*TASK BRIEF*
Pick every line from the data that holds the word "this".

::: DATA :::

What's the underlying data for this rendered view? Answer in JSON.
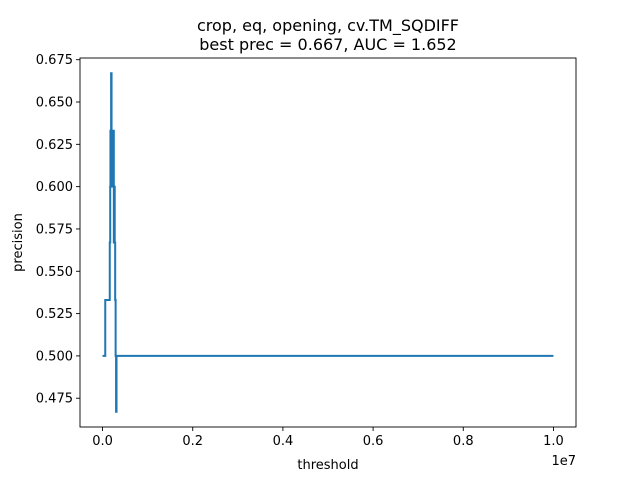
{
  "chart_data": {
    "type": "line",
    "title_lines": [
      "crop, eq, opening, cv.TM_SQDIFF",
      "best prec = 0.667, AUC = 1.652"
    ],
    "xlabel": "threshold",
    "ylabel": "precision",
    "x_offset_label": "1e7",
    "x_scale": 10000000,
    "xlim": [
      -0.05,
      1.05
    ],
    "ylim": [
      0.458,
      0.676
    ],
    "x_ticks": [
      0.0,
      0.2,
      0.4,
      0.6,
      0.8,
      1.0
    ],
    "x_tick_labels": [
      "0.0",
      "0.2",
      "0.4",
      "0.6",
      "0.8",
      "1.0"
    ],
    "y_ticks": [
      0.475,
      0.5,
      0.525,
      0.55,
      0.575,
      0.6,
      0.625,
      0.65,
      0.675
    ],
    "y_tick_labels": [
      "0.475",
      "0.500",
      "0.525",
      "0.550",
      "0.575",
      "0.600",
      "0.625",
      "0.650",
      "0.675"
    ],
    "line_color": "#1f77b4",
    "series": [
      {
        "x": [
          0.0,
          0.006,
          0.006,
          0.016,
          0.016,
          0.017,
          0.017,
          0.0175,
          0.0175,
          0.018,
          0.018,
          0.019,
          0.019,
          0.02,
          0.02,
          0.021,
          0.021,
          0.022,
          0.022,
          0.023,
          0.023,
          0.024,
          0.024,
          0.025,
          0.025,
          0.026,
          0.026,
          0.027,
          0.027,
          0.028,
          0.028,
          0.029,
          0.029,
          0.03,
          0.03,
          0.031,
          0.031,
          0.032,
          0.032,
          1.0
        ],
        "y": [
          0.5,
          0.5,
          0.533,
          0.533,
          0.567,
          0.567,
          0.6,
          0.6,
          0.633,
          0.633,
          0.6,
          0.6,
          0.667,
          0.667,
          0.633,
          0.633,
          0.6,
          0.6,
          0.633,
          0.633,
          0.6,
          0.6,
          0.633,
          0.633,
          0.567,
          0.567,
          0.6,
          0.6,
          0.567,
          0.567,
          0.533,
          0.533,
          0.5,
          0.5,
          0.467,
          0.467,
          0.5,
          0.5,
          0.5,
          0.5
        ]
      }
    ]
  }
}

:::
::: DATA :::

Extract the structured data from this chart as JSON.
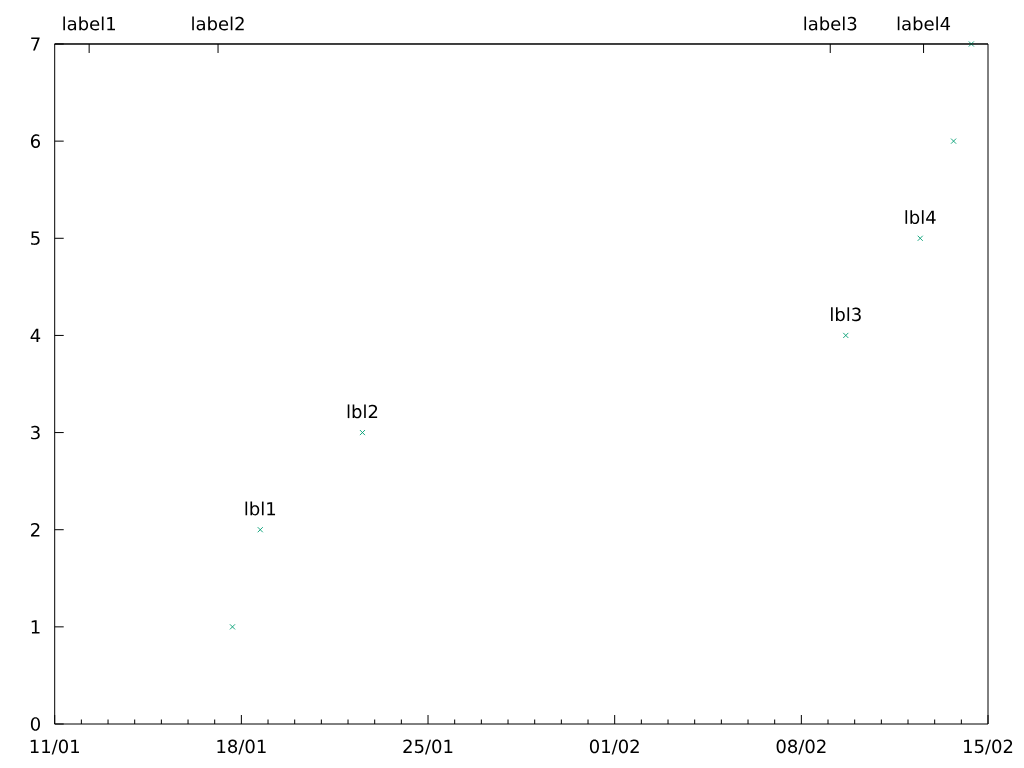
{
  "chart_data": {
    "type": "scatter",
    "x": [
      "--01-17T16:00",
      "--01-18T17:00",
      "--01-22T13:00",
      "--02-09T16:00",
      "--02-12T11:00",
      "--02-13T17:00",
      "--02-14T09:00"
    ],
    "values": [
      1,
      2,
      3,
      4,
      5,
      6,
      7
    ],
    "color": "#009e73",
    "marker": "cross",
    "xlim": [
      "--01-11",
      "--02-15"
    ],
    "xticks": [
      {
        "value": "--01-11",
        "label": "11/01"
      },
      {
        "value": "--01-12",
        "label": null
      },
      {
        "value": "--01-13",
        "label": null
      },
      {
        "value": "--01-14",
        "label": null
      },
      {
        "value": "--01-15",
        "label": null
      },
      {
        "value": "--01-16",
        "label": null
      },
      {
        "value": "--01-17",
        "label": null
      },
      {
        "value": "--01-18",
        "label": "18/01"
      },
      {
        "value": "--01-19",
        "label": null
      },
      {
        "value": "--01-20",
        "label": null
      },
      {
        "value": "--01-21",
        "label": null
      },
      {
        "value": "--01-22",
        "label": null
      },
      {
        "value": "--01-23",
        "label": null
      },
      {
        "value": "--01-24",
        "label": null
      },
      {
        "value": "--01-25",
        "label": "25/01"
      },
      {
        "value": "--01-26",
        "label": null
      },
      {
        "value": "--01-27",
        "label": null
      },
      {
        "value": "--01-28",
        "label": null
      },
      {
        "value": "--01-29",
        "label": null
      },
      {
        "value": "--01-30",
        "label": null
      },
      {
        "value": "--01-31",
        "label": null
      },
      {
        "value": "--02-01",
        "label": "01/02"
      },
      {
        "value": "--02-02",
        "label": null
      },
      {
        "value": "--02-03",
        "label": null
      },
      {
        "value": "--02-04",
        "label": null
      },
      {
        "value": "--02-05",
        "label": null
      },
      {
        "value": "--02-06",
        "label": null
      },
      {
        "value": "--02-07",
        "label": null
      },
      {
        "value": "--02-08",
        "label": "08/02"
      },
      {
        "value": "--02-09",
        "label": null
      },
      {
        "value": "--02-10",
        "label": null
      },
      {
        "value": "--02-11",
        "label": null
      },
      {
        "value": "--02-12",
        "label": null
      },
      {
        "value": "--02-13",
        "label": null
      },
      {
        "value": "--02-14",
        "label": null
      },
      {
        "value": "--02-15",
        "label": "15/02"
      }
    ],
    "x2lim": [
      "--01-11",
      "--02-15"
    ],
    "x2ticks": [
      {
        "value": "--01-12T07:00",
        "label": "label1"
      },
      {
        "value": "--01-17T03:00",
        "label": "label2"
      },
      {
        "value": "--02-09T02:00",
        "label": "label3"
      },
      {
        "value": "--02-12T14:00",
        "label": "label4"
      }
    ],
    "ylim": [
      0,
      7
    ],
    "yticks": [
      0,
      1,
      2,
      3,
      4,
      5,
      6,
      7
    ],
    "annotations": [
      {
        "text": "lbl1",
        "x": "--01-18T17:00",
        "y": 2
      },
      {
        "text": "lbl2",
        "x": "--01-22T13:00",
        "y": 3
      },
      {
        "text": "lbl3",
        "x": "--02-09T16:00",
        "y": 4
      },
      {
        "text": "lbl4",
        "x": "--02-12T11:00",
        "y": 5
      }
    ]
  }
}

:::

*IN RESPONSE*
What's the underlying data for this rendered view? Answer in JSON.
Extract the structured data from this chart as JSON.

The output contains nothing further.